TASK DETAILS: Collect every line below that contains the string "border" and copy each one in full.

INFORMATION SUPPLIED:
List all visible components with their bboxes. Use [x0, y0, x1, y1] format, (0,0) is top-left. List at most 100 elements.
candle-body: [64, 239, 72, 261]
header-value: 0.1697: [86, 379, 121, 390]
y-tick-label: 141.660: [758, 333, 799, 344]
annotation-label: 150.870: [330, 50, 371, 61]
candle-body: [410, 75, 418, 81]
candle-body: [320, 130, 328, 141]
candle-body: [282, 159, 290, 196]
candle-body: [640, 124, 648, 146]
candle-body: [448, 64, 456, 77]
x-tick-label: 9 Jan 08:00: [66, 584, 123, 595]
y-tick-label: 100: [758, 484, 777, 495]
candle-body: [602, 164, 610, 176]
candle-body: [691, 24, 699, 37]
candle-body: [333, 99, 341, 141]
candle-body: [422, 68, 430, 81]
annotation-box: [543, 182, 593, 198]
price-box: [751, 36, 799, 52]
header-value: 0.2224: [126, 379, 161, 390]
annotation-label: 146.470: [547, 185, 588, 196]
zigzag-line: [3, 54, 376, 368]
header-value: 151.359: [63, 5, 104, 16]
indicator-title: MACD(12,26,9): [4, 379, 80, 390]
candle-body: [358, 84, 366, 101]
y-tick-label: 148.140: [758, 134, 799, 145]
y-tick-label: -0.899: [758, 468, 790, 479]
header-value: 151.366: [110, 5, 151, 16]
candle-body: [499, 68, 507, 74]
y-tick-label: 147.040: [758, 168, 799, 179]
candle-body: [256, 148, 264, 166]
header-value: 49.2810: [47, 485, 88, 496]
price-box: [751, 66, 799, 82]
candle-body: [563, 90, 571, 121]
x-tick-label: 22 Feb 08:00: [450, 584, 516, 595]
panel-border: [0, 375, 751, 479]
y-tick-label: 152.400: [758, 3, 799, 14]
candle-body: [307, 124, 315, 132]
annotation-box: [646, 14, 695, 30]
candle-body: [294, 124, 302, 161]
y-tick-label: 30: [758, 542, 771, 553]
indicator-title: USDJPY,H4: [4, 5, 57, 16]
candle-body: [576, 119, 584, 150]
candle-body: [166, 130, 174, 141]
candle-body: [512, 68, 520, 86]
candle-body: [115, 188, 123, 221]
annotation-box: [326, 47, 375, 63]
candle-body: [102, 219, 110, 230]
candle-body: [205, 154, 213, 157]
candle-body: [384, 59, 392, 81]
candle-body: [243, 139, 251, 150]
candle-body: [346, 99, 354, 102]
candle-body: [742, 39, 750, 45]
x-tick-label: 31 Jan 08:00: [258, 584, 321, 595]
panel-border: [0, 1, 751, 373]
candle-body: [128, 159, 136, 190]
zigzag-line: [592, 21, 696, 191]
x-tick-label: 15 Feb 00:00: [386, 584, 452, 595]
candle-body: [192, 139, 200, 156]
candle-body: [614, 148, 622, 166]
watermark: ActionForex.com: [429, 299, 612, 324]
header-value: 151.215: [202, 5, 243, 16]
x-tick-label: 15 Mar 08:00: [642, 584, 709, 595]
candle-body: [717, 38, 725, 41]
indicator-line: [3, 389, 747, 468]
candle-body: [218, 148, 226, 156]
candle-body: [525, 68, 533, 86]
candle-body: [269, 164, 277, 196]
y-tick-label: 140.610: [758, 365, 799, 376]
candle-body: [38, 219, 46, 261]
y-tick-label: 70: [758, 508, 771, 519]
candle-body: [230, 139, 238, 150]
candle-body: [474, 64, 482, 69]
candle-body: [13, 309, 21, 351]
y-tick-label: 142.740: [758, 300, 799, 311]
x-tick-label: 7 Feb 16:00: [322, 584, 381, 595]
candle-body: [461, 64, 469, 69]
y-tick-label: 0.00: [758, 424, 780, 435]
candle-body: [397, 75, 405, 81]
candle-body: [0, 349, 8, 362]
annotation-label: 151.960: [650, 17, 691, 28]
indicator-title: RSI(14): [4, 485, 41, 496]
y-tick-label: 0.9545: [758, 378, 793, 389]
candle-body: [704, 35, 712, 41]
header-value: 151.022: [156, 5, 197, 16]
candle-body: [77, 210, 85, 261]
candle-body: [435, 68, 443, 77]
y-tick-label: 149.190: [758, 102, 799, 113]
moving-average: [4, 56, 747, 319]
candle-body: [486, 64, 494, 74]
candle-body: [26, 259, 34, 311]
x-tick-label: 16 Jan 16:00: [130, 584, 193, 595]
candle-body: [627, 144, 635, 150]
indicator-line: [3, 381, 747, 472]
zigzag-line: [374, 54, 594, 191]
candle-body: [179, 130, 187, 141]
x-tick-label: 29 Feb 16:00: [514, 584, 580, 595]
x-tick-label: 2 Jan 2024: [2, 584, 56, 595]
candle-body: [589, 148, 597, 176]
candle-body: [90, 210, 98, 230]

THE REPLY:
panel-border: [0, 375, 751, 479]
panel-border: [0, 1, 751, 373]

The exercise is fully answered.